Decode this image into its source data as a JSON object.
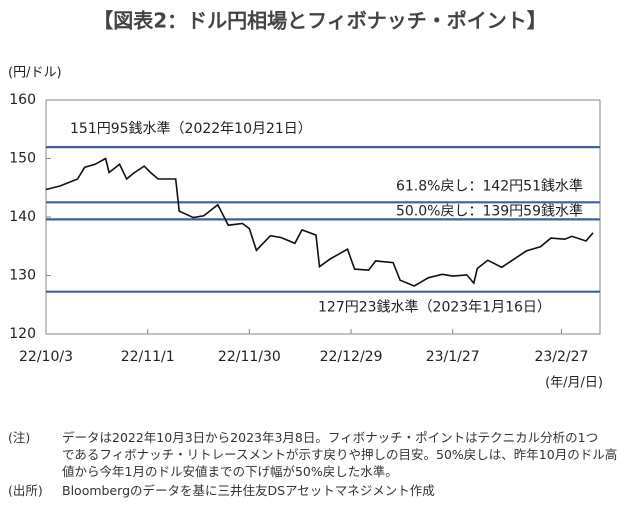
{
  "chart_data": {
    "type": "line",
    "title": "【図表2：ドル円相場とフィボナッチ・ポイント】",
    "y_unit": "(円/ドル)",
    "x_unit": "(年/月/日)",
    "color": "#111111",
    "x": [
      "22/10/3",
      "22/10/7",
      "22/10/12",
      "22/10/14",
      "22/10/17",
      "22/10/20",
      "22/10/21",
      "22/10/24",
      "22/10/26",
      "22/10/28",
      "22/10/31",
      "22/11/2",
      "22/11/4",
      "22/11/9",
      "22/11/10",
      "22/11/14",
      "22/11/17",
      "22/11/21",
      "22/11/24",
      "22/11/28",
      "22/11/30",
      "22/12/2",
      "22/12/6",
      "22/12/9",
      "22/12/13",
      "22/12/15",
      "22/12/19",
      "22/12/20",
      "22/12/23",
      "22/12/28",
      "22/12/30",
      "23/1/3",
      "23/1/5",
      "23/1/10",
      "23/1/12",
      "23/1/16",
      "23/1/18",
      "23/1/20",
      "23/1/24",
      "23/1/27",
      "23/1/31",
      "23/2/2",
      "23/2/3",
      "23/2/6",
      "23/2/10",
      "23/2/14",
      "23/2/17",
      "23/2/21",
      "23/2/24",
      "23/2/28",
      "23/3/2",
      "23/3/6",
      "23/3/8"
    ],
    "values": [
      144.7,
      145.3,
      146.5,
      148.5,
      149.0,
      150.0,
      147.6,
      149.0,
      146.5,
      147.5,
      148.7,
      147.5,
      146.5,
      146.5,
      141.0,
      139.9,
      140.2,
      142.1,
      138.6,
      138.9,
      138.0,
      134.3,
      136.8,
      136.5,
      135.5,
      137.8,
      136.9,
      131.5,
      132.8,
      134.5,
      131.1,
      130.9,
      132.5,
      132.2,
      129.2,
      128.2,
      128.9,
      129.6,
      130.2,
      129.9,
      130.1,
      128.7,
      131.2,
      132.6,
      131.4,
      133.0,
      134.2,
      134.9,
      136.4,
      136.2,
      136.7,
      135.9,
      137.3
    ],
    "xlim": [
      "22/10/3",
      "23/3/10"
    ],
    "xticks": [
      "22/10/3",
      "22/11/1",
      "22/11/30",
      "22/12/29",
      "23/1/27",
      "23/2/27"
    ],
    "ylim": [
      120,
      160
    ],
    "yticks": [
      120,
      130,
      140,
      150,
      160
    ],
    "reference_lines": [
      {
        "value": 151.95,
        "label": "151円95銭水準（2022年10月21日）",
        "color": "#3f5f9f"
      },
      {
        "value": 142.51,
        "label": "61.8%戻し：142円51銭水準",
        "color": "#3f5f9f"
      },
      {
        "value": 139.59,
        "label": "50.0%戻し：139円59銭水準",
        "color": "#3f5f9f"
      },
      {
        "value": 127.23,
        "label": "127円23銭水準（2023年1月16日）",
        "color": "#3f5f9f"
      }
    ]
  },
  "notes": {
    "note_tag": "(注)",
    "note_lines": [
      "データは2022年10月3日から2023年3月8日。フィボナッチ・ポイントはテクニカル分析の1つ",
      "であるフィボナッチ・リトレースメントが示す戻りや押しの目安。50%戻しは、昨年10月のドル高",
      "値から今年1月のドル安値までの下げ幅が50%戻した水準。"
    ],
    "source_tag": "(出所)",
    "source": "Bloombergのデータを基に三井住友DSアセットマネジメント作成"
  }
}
· · · · ·
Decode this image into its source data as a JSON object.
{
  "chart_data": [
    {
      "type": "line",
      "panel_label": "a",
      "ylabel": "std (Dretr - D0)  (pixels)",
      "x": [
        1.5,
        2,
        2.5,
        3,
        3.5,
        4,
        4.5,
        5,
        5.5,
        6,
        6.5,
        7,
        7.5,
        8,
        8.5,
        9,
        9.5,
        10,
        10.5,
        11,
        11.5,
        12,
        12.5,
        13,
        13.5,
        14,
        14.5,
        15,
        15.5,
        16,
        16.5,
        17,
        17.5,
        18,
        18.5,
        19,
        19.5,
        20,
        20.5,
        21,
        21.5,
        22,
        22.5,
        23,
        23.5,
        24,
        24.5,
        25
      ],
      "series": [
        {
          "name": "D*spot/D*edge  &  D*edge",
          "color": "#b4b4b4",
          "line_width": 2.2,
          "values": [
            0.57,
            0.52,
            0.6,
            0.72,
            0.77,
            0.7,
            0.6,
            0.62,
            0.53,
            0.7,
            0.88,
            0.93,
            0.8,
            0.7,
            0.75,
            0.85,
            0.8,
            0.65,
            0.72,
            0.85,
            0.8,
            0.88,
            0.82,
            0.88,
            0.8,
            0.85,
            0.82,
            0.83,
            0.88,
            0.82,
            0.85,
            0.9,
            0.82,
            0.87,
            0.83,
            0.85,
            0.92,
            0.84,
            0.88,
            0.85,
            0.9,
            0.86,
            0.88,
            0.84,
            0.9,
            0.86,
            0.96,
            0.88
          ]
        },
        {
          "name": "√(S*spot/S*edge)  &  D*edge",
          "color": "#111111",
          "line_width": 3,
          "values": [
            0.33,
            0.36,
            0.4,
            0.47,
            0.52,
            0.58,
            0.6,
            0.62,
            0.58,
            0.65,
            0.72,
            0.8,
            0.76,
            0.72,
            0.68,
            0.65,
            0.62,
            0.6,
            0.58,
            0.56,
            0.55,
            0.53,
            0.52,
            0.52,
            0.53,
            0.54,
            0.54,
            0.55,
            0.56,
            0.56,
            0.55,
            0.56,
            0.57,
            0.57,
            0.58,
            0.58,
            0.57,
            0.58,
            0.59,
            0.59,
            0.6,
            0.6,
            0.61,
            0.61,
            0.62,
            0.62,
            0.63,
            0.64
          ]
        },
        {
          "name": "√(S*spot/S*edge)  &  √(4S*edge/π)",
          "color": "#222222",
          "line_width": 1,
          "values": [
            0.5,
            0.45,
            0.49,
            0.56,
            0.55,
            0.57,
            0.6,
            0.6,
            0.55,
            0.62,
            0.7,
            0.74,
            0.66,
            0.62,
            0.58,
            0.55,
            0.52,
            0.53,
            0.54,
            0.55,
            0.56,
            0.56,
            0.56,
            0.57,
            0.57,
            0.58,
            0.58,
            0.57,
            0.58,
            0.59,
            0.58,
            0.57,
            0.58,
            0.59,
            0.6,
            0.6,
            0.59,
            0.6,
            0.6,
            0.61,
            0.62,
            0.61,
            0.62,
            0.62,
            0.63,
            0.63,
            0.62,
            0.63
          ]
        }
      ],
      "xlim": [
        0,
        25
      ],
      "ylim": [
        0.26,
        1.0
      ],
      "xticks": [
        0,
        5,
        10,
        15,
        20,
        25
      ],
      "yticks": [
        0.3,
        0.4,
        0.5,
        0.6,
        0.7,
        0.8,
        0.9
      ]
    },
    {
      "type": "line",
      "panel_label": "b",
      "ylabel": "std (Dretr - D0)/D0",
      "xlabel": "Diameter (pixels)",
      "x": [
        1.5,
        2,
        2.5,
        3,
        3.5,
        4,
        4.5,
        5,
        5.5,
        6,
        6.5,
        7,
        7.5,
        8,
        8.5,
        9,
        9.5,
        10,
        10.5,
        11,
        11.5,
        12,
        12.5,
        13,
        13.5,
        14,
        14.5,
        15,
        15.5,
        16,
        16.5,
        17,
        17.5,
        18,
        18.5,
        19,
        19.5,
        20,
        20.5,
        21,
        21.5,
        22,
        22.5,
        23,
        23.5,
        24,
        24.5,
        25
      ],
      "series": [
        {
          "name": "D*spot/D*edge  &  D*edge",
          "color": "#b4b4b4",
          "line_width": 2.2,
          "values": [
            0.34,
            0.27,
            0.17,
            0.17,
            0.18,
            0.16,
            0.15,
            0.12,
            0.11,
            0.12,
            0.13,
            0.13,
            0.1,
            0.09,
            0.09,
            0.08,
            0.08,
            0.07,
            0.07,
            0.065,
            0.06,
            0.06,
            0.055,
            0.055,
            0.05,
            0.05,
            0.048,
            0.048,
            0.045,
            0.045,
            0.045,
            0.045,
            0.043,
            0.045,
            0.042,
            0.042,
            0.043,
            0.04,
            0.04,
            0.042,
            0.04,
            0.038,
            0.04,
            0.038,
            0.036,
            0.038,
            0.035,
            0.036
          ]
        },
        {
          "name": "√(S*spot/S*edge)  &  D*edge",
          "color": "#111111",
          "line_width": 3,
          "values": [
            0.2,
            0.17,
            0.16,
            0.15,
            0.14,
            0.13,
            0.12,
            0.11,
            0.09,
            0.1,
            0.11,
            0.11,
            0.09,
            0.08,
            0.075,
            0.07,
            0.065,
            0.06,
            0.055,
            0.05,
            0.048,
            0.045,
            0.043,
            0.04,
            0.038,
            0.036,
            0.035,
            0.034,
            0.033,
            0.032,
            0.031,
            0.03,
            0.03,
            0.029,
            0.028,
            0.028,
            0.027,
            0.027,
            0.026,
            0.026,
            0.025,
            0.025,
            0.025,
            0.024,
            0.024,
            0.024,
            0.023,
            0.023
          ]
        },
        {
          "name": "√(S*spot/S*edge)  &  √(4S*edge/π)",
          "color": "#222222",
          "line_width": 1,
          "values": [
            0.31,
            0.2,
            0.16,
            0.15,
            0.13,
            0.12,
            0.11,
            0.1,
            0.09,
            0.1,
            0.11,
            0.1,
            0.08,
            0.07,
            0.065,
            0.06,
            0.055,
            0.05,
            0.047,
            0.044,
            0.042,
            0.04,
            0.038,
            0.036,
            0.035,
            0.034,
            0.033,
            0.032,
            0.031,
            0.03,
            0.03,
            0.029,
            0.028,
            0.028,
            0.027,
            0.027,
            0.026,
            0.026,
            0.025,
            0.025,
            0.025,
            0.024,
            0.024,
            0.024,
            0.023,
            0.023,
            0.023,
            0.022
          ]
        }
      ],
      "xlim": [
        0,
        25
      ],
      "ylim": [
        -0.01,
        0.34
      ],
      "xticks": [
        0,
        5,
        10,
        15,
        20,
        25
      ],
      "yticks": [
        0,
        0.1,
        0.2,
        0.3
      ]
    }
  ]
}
· · · · ·
◆ What you should do:
Only the number is wanted: count the lines of the records that hold the word "pixels".

◆ Written solution:
2